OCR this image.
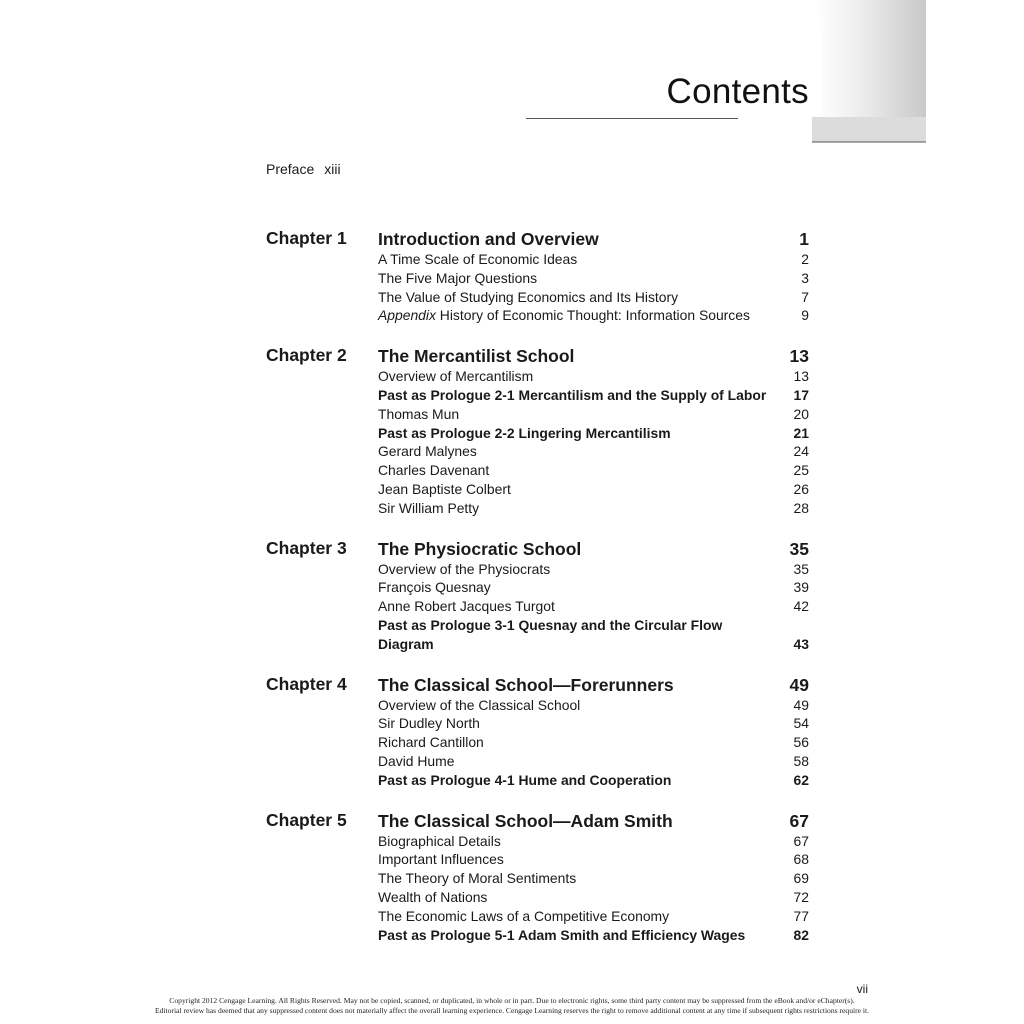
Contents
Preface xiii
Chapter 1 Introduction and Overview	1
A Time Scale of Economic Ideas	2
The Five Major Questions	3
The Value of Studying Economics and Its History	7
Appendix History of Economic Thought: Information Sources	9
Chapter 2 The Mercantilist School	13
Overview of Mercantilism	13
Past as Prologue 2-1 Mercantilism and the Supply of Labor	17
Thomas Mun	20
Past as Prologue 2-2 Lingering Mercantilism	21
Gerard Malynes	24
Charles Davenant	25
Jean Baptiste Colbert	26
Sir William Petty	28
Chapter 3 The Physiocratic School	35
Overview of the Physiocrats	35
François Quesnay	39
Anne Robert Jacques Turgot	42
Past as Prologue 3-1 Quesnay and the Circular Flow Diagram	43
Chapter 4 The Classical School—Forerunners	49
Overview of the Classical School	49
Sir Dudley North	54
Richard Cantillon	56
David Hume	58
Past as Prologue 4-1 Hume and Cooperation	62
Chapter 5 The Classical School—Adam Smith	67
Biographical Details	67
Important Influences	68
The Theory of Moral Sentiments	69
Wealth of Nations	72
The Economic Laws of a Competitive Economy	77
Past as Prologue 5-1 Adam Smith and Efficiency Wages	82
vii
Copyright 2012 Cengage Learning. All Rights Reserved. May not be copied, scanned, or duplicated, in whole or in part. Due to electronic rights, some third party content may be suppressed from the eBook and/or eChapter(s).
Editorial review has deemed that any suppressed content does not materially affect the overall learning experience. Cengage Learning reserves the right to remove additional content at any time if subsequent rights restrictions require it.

==*==

Write out all the records again, exactly, minus any pictures.

OCR this image.
Contents
Preface xiii
Chapter 1 Introduction and Overview	1
A Time Scale of Economic Ideas	2
The Five Major Questions	3
The Value of Studying Economics and Its History	7
Appendix History of Economic Thought: Information Sources	9
Chapter 2 The Mercantilist School	13
Overview of Mercantilism	13
Past as Prologue 2-1 Mercantilism and the Supply of Labor	17
Thomas Mun	20
Past as Prologue 2-2 Lingering Mercantilism	21
Gerard Malynes	24
Charles Davenant	25
Jean Baptiste Colbert	26
Sir William Petty	28
Chapter 3 The Physiocratic School	35
Overview of the Physiocrats	35
François Quesnay	39
Anne Robert Jacques Turgot	42
Past as Prologue 3-1 Quesnay and the Circular Flow Diagram	43
Chapter 4 The Classical School—Forerunners	49
Overview of the Classical School	49
Sir Dudley North	54
Richard Cantillon	56
David Hume	58
Past as Prologue 4-1 Hume and Cooperation	62
Chapter 5 The Classical School—Adam Smith	67
Biographical Details	67
Important Influences	68
The Theory of Moral Sentiments	69
Wealth of Nations	72
The Economic Laws of a Competitive Economy	77
Past as Prologue 5-1 Adam Smith and Efficiency Wages	82
vii
Copyright 2012 Cengage Learning. All Rights Reserved. May not be copied, scanned, or duplicated, in whole or in part. Due to electronic rights, some third party content may be suppressed from the eBook and/or eChapter(s).
Editorial review has deemed that any suppressed content does not materially affect the overall learning experience. Cengage Learning reserves the right to remove additional content at any time if subsequent rights restrictions require it.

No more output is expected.